[Description of the task]
Search the data for the string "JSON" and gather each line it is in.

## Start

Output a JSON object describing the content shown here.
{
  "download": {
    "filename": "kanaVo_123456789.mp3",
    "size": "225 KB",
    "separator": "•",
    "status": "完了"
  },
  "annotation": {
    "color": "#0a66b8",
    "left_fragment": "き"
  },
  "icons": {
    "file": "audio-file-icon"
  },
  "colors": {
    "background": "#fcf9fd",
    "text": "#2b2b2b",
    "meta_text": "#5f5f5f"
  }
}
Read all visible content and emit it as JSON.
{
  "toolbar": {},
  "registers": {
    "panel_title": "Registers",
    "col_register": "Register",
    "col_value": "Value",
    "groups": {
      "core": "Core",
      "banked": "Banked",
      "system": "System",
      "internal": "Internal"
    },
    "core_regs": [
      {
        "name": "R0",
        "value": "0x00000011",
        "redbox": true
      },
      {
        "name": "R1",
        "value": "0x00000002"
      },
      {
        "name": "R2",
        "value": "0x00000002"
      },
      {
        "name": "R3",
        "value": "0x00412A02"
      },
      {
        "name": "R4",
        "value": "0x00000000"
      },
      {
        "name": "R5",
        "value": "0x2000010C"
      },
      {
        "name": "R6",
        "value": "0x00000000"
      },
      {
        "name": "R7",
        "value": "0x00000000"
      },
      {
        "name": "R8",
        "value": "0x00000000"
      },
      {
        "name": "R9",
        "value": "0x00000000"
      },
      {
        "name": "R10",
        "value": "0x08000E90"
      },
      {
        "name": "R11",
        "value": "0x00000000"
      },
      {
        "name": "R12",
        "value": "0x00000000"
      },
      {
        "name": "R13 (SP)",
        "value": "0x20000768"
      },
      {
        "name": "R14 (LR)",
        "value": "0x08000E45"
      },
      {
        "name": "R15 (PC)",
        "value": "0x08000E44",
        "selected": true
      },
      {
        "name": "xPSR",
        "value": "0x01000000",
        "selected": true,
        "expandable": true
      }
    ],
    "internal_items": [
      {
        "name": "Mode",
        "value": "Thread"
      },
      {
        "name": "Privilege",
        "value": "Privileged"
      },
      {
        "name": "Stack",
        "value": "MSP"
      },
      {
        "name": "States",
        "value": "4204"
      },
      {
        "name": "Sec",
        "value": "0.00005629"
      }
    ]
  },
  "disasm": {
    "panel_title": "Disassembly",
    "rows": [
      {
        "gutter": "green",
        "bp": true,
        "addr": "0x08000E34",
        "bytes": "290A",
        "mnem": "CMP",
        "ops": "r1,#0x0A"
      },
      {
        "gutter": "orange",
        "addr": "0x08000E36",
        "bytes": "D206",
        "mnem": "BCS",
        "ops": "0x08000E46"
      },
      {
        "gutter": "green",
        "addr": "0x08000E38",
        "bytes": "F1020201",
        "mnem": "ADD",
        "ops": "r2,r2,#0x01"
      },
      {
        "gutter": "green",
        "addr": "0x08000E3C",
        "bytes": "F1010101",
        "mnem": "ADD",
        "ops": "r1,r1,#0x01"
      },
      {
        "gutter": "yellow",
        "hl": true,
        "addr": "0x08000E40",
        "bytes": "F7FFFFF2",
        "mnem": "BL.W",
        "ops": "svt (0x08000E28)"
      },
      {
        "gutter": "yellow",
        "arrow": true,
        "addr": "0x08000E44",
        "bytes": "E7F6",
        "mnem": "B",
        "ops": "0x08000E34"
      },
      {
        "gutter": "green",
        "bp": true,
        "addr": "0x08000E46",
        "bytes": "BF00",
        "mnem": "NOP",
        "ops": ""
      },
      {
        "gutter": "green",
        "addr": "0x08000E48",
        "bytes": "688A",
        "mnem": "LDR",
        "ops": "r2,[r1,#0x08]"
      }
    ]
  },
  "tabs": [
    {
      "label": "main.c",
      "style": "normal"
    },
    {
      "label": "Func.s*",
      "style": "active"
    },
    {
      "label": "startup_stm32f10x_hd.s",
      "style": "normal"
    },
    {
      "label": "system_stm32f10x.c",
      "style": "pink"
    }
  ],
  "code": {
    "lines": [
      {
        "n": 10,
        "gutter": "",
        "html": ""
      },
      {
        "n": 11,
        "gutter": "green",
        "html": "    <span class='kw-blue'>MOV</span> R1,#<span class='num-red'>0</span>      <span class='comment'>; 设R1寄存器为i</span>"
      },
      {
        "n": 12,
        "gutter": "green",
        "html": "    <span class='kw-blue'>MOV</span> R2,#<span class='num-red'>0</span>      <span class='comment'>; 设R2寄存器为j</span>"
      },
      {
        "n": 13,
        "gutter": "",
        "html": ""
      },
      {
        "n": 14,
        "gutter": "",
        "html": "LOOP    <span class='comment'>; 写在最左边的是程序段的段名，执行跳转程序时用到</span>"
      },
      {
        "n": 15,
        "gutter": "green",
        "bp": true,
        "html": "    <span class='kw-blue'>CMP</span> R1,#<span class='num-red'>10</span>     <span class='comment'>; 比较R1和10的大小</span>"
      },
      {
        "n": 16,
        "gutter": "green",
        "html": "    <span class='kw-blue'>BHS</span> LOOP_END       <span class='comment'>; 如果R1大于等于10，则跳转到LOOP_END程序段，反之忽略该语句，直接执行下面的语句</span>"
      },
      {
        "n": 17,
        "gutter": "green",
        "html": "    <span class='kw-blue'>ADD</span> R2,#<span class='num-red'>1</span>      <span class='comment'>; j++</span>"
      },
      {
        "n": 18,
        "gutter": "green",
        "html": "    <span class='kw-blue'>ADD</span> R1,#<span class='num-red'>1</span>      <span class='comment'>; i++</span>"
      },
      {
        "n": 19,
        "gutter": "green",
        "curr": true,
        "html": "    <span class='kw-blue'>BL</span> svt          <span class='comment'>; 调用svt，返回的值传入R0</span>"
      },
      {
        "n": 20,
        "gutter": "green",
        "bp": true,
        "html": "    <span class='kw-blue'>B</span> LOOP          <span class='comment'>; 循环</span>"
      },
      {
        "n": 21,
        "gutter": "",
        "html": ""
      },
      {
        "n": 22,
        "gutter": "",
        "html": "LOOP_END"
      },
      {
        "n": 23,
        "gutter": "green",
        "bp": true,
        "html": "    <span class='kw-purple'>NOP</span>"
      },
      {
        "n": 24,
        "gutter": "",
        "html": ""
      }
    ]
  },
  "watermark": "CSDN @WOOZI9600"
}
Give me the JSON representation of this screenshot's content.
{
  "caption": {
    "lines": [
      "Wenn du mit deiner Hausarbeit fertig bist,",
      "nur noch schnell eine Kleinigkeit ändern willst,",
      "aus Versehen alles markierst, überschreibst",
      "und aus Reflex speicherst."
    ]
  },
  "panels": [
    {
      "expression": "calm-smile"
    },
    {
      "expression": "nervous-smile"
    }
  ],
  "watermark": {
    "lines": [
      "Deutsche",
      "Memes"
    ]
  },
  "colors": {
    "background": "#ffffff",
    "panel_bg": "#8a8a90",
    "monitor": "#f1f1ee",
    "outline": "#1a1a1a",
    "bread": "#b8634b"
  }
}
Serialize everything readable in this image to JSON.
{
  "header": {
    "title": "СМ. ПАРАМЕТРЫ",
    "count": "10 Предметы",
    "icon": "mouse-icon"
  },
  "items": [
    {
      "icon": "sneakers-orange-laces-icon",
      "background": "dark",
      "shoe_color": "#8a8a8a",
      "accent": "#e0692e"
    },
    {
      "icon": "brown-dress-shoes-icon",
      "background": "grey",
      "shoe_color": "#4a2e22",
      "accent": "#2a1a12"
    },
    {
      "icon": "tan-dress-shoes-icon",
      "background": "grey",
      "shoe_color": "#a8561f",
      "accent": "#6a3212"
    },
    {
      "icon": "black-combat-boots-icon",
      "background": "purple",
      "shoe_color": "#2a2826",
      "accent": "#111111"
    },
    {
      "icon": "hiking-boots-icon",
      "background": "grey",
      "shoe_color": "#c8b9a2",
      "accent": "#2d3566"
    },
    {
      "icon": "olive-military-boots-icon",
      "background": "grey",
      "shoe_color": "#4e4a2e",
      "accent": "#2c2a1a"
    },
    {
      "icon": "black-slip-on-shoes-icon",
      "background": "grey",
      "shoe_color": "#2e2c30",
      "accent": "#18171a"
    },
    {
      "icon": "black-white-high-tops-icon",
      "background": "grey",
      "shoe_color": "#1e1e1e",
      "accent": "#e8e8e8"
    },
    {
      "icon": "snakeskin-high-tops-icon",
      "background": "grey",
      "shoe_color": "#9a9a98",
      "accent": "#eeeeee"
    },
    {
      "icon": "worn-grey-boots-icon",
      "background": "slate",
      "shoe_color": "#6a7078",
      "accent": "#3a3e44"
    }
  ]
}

## End

[Written response]
Output a JSON object describing the content shown here.
Read all visible content and emit it as JSON.
Give me the JSON representation of this screenshot's content.
Serialize everything readable in this image to JSON.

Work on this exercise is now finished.